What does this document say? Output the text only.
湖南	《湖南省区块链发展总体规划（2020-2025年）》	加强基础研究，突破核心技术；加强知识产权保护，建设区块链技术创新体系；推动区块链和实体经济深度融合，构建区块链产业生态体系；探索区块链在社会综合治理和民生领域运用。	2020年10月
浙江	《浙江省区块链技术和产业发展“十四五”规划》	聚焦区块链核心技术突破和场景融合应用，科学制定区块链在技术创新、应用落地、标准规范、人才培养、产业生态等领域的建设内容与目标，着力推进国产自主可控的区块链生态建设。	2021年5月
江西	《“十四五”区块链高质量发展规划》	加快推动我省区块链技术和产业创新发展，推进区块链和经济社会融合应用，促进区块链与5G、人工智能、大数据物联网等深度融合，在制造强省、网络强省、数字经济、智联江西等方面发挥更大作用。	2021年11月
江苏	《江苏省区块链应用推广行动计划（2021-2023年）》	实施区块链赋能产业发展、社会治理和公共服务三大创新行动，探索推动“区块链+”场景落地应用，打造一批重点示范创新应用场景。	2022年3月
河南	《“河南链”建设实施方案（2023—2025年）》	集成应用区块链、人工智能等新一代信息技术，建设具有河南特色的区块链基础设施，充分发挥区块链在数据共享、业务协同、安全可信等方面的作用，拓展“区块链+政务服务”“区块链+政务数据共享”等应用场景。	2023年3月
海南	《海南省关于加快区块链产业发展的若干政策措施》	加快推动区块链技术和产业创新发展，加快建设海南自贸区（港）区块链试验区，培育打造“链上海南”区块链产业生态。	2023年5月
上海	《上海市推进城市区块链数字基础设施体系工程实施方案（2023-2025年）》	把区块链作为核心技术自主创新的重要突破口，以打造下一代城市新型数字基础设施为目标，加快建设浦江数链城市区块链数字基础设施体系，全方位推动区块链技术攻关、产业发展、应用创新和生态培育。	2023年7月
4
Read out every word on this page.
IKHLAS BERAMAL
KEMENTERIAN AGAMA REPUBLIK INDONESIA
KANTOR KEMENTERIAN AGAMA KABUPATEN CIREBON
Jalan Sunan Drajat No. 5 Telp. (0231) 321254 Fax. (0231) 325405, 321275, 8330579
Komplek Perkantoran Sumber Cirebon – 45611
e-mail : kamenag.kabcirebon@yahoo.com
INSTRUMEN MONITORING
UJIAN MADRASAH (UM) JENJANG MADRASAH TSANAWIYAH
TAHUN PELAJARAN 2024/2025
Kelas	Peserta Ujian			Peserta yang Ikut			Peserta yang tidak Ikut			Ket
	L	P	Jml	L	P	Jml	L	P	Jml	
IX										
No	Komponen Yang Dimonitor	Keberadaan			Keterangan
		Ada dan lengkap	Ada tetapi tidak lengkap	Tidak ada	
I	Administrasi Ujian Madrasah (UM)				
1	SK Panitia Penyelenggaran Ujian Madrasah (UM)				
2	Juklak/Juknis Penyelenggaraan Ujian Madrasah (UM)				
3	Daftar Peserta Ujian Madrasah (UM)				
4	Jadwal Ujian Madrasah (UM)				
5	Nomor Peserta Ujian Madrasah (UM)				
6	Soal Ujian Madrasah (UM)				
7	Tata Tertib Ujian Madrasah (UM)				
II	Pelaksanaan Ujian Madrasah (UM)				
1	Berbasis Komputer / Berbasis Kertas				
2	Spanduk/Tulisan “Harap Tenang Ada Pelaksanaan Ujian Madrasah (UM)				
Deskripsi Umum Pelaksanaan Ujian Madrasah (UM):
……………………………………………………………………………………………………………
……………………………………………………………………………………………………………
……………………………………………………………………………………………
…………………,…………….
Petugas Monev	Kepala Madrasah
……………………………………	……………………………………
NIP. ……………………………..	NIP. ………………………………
★ ★ ★ ★ ★ ★ ★
▶ [Task to carry out]: Return the entries above exactly, each one complete.

▶ [Answer to the task]:
What does this document say? Output the text only.
湖南	《湖南省区块链发展总体规划（2020-2025年）》	加强基础研究，突破核心技术；加强知识产权保护，建设区块链技术创新体系；推动区块链和实体经济深度融合，构建区块链产业生态体系；探索区块链在社会综合治理和民生领域运用。	2020年10月
浙江	《浙江省区块链技术和产业发展“十四五”规划》	聚焦区块链核心技术突破和场景融合应用，科学制定区块链在技术创新、应用落地、标准规范、人才培养、产业生态等领域的建设内容与目标，着力推进国产自主可控的区块链生态建设。	2021年5月
江西	《“十四五”区块链高质量发展规划》	加快推动我省区块链技术和产业创新发展，推进区块链和经济社会融合应用，促进区块链与5G、人工智能、大数据物联网等深度融合，在制造强省、网络强省、数字经济、智联江西等方面发挥更大作用。	2021年11月
江苏	《江苏省区块链应用推广行动计划（2021-2023年）》	实施区块链赋能产业发展、社会治理和公共服务三大创新行动，探索推动“区块链+”场景落地应用，打造一批重点示范创新应用场景。	2022年3月
河南	《“河南链”建设实施方案（2023—2025年）》	集成应用区块链、人工智能等新一代信息技术，建设具有河南特色的区块链基础设施，充分发挥区块链在数据共享、业务协同、安全可信等方面的作用，拓展“区块链+政务服务”“区块链+政务数据共享”等应用场景。	2023年3月
海南	《海南省关于加快区块链产业发展的若干政策措施》	加快推动区块链技术和产业创新发展，加快建设海南自贸区（港）区块链试验区，培育打造“链上海南”区块链产业生态。	2023年5月
上海	《上海市推进城市区块链数字基础设施体系工程实施方案（2023-2025年）》	把区块链作为核心技术自主创新的重要突破口，以打造下一代城市新型数字基础设施为目标，加快建设浦江数链城市区块链数字基础设施体系，全方位推动区块链技术攻关、产业发展、应用创新和生态培育。	2023年7月
4
Read out every word on this page.
IKHLAS BERAMAL
KEMENTERIAN AGAMA REPUBLIK INDONESIA
KANTOR KEMENTERIAN AGAMA KABUPATEN CIREBON
Jalan Sunan Drajat No. 5 Telp. (0231) 321254 Fax. (0231) 325405, 321275, 8330579
Komplek Perkantoran Sumber Cirebon – 45611
e-mail : kamenag.kabcirebon@yahoo.com
INSTRUMEN MONITORING
UJIAN MADRASAH (UM) JENJANG MADRASAH TSANAWIYAH
TAHUN PELAJARAN 2024/2025
Kelas	Peserta Ujian			Peserta yang Ikut			Peserta yang tidak Ikut			Ket
	L	P	Jml	L	P	Jml	L	P	Jml	
IX										
No	Komponen Yang Dimonitor	Keberadaan			Keterangan
		Ada dan lengkap	Ada tetapi tidak lengkap	Tidak ada	
I	Administrasi Ujian Madrasah (UM)				
1	SK Panitia Penyelenggaran Ujian Madrasah (UM)				
2	Juklak/Juknis Penyelenggaraan Ujian Madrasah (UM)				
3	Daftar Peserta Ujian Madrasah (UM)				
4	Jadwal Ujian Madrasah (UM)				
5	Nomor Peserta Ujian Madrasah (UM)				
6	Soal Ujian Madrasah (UM)				
7	Tata Tertib Ujian Madrasah (UM)				
II	Pelaksanaan Ujian Madrasah (UM)				
1	Berbasis Komputer / Berbasis Kertas				
2	Spanduk/Tulisan “Harap Tenang Ada Pelaksanaan Ujian Madrasah (UM)				
Deskripsi Umum Pelaksanaan Ujian Madrasah (UM):
……………………………………………………………………………………………………………
……………………………………………………………………………………………………………
……………………………………………………………………………………………
…………………,…………….
Petugas Monev	Kepala Madrasah
……………………………………	……………………………………
NIP. ……………………………..	NIP. ………………………………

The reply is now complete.